> WHAT YOU SHOULD DO
Extract each line of every entry below verbatim, from the first entry to the last, changing nothing.

*****

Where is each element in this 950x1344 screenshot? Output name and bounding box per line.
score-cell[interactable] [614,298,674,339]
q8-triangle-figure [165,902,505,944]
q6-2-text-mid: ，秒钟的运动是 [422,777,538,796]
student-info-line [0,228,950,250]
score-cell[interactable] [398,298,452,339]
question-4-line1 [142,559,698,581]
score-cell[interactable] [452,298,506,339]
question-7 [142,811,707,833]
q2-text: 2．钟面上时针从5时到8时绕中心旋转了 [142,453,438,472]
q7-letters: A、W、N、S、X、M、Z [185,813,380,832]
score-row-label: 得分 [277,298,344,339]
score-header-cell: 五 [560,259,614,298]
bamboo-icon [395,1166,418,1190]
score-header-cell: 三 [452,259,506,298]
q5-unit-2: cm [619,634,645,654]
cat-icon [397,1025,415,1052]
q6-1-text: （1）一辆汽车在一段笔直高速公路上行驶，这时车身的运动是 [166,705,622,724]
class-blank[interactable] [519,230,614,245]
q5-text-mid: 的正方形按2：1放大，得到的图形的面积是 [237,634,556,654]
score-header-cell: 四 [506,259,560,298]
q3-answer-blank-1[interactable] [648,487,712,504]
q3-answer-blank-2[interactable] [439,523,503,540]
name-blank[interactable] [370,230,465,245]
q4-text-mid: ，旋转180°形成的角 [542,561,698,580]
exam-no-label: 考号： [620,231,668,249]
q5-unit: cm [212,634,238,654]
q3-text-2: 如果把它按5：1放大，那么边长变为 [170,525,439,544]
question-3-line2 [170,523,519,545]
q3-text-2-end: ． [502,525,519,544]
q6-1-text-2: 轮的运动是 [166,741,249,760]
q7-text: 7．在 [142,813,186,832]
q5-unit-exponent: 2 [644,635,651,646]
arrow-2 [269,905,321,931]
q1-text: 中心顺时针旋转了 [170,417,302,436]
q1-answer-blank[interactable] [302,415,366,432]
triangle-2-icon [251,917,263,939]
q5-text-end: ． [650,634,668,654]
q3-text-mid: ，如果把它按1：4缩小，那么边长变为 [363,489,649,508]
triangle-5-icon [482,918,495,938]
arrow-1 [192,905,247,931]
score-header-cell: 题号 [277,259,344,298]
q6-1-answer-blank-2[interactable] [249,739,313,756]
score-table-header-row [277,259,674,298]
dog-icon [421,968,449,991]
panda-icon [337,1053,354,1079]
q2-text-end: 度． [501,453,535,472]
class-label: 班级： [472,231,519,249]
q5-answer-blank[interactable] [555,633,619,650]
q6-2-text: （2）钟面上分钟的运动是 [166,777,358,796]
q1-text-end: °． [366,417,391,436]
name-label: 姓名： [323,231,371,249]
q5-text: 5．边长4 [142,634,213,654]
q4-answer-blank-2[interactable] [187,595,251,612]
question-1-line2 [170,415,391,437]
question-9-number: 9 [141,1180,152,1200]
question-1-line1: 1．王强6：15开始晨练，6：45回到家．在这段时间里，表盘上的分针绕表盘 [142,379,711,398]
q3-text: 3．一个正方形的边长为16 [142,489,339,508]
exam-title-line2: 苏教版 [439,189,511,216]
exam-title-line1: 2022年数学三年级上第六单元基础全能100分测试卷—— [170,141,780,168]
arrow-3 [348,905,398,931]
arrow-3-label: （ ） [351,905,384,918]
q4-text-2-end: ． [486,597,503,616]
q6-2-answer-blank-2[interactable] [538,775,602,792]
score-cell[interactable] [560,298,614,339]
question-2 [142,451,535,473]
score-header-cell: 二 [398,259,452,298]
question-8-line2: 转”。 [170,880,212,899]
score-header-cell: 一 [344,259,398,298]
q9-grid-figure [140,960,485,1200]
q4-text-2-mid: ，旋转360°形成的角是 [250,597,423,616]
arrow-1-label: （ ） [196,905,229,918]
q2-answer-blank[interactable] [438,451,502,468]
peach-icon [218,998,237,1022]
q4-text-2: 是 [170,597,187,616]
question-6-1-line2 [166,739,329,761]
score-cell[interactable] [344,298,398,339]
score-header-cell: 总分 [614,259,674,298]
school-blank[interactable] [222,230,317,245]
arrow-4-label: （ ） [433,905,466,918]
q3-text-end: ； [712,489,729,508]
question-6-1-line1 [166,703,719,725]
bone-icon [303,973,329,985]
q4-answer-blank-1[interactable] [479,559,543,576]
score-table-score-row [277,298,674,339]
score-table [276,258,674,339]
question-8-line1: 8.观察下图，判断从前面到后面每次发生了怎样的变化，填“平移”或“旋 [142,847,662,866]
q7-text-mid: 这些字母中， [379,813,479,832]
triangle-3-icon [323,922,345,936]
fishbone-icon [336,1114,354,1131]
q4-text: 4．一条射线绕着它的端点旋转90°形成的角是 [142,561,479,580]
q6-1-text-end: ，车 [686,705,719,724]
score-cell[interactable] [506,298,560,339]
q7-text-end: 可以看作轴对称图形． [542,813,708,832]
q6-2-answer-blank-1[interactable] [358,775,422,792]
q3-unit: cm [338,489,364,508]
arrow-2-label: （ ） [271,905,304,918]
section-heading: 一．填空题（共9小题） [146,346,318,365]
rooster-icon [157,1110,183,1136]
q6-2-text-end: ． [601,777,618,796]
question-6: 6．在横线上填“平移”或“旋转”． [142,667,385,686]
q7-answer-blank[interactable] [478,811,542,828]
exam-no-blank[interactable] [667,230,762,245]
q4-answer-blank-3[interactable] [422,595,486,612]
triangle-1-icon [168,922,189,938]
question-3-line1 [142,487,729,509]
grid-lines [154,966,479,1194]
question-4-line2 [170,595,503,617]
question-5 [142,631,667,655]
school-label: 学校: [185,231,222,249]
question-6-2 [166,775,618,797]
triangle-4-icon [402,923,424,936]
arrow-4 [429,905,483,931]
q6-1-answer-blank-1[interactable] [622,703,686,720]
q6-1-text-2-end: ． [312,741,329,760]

*****

> RESULT
Where is each element in this 950x1344 screenshot? Output name and bounding box per line.
score-cell[interactable] [614,298,674,339]
q8-triangle-figure [165,902,505,944]
q6-2-text-mid: ，秒钟的运动是 [422,777,538,796]
student-info-line [0,228,950,250]
score-cell[interactable] [398,298,452,339]
question-4-line1 [142,559,698,581]
score-cell[interactable] [452,298,506,339]
question-7 [142,811,707,833]
q2-text: 2．钟面上时针从5时到8时绕中心旋转了 [142,453,438,472]
q7-letters: A、W、N、S、X、M、Z [185,813,380,832]
score-row-label: 得分 [277,298,344,339]
score-header-cell: 五 [560,259,614,298]
bamboo-icon [395,1166,418,1190]
score-header-cell: 三 [452,259,506,298]
q5-unit-2: cm [619,634,645,654]
cat-icon [397,1025,415,1052]
q6-1-text: （1）一辆汽车在一段笔直高速公路上行驶，这时车身的运动是 [166,705,622,724]
class-blank[interactable] [519,230,614,245]
q5-text-mid: 的正方形按2：1放大，得到的图形的面积是 [237,634,556,654]
score-header-cell: 四 [506,259,560,298]
q3-answer-blank-1[interactable] [648,487,712,504]
q3-answer-blank-2[interactable] [439,523,503,540]
name-blank[interactable] [370,230,465,245]
q4-text-mid: ，旋转180°形成的角 [542,561,698,580]
exam-no-label: 考号： [620,231,668,249]
q5-unit: cm [212,634,238,654]
q3-text-2: 如果把它按5：1放大，那么边长变为 [170,525,439,544]
question-3-line2 [170,523,519,545]
q3-text-2-end: ． [502,525,519,544]
q6-1-text-2: 轮的运动是 [166,741,249,760]
q7-text: 7．在 [142,813,186,832]
q5-unit-exponent: 2 [644,635,651,646]
arrow-2 [269,905,321,931]
q1-text: 中心顺时针旋转了 [170,417,302,436]
q1-answer-blank[interactable] [302,415,366,432]
triangle-2-icon [251,917,263,939]
q5-text-end: ． [650,634,668,654]
q3-text-mid: ，如果把它按1：4缩小，那么边长变为 [363,489,649,508]
triangle-5-icon [482,918,495,938]
arrow-1 [192,905,247,931]
score-header-cell: 题号 [277,259,344,298]
q6-1-answer-blank-2[interactable] [249,739,313,756]
score-table-header-row [277,259,674,298]
dog-icon [421,968,449,991]
panda-icon [337,1053,354,1079]
q2-text-end: 度． [501,453,535,472]
class-label: 班级： [472,231,519,249]
q5-answer-blank[interactable] [555,633,619,650]
q6-2-text: （2）钟面上分钟的运动是 [166,777,358,796]
q1-text-end: °． [366,417,391,436]
name-label: 姓名： [323,231,371,249]
q5-text: 5．边长4 [142,634,213,654]
q4-answer-blank-2[interactable] [187,595,251,612]
question-1-line2 [170,415,391,437]
question-9-number: 9 [141,1180,152,1200]
question-1-line1: 1．王强6：15开始晨练，6：45回到家．在这段时间里，表盘上的分针绕表盘 [142,379,711,398]
q3-text: 3．一个正方形的边长为16 [142,489,339,508]
exam-title-line2: 苏教版 [439,189,511,216]
exam-title-line1: 2022年数学三年级上第六单元基础全能100分测试卷—— [170,141,780,168]
arrow-3 [348,905,398,931]
arrow-3-label: （ ） [351,905,384,918]
q4-text-2-end: ． [486,597,503,616]
q6-2-answer-blank-2[interactable] [538,775,602,792]
score-cell[interactable] [560,298,614,339]
question-2 [142,451,535,473]
score-header-cell: 二 [398,259,452,298]
question-8-line2: 转”。 [170,880,212,899]
score-header-cell: 一 [344,259,398,298]
q9-grid-figure [140,960,485,1200]
q4-text-2-mid: ，旋转360°形成的角是 [250,597,423,616]
arrow-1-label: （ ） [196,905,229,918]
q2-answer-blank[interactable] [438,451,502,468]
peach-icon [218,998,237,1022]
q4-text-2: 是 [170,597,187,616]
question-6-1-line2 [166,739,329,761]
score-cell[interactable] [344,298,398,339]
score-header-cell: 总分 [614,259,674,298]
school-blank[interactable] [222,230,317,245]
arrow-4-label: （ ） [433,905,466,918]
q3-text-end: ； [712,489,729,508]
question-6-1-line1 [166,703,719,725]
bone-icon [303,973,329,985]
q4-answer-blank-1[interactable] [479,559,543,576]
score-table-score-row [277,298,674,339]
score-table [276,258,674,339]
question-8-line1: 8.观察下图，判断从前面到后面每次发生了怎样的变化，填“平移”或“旋 [142,847,662,866]
q7-text-mid: 这些字母中， [379,813,479,832]
triangle-3-icon [323,922,345,936]
fishbone-icon [336,1114,354,1131]
q4-text: 4．一条射线绕着它的端点旋转90°形成的角是 [142,561,479,580]
q6-1-text-end: ，车 [686,705,719,724]
score-cell[interactable] [506,298,560,339]
q7-text-end: 可以看作轴对称图形． [542,813,708,832]
q6-2-answer-blank-1[interactable] [358,775,422,792]
q3-unit: cm [338,489,364,508]
arrow-2-label: （ ） [271,905,304,918]
section-heading: 一．填空题（共9小题） [146,346,318,365]
rooster-icon [157,1110,183,1136]
q6-2-text-end: ． [601,777,618,796]
question-6: 6．在横线上填“平移”或“旋转”． [142,667,385,686]
q7-answer-blank[interactable] [478,811,542,828]
exam-no-blank[interactable] [667,230,762,245]
q4-answer-blank-3[interactable] [422,595,486,612]
triangle-1-icon [168,922,189,938]
question-3-line1 [142,487,729,509]
grid-lines [154,966,479,1194]
question-4-line2 [170,595,503,617]
question-5 [142,631,667,655]
school-label: 学校: [185,231,222,249]
question-6-2 [166,775,618,797]
triangle-4-icon [402,923,424,936]
arrow-4 [429,905,483,931]
q6-1-answer-blank-1[interactable] [622,703,686,720]
q6-1-text-2-end: ． [312,741,329,760]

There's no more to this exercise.